• THE TASK
Reproduce the listing below line for line, without any changes, omitting the picture placeholders from your answer.
Begin RECORDS
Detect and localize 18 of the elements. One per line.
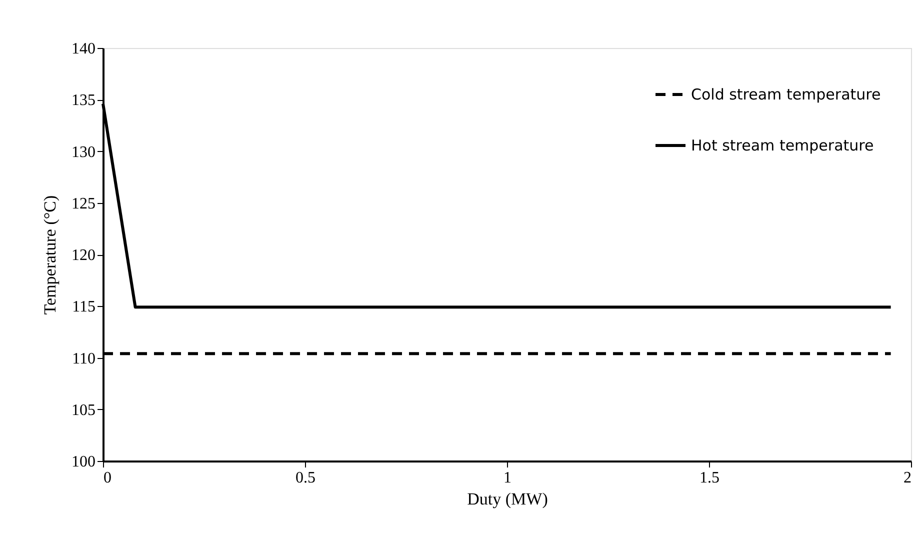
- y-tick-label: 120: [72, 247, 96, 264]
- x-axis-title: Duty (MW): [467, 490, 548, 508]
- y-axis-title: Temperature (°C): [40, 195, 60, 315]
- y-tick-label: 125: [72, 195, 96, 212]
- x-tick-label: 0: [104, 470, 112, 486]
- y-tick-label: 105: [72, 402, 96, 419]
- y-tick-label: 110: [72, 350, 96, 368]
- x-tick-label: 2: [904, 470, 912, 486]
- y-tick-label: 140: [72, 40, 96, 58]
- y-tick-label: 100: [72, 454, 96, 470]
- legend-label: Hot stream temperature: [691, 136, 874, 154]
- y-tick-label: 115: [72, 298, 96, 316]
- y-tick-label: 135: [72, 92, 96, 110]
- x-tick-label: 1.5: [700, 470, 720, 486]
- x-tick-label: 0.5: [296, 470, 316, 486]
- y-tick-label: 130: [72, 144, 96, 161]
- x-tick-label: 1: [504, 470, 512, 486]
- legend-label: Cold stream temperature: [691, 86, 881, 104]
End RECORDS
• TASK ANSWER
Detect and localize 18 of the elements. One per line.
- y-tick-label: 120: [72, 247, 96, 264]
- x-axis-title: Duty (MW): [467, 490, 548, 508]
- y-axis-title: Temperature (°C): [40, 195, 60, 315]
- y-tick-label: 125: [72, 195, 96, 212]
- x-tick-label: 0: [104, 470, 112, 486]
- y-tick-label: 105: [72, 402, 96, 419]
- y-tick-label: 110: [72, 350, 96, 368]
- x-tick-label: 2: [904, 470, 912, 486]
- y-tick-label: 140: [72, 40, 96, 58]
- y-tick-label: 100: [72, 454, 96, 470]
- legend-label: Hot stream temperature: [691, 136, 874, 154]
- y-tick-label: 115: [72, 298, 96, 316]
- y-tick-label: 135: [72, 92, 96, 110]
- x-tick-label: 1.5: [700, 470, 720, 486]
- x-tick-label: 0.5: [296, 470, 316, 486]
- y-tick-label: 130: [72, 144, 96, 161]
- x-tick-label: 1: [504, 470, 512, 486]
- legend-label: Cold stream temperature: [691, 86, 881, 104]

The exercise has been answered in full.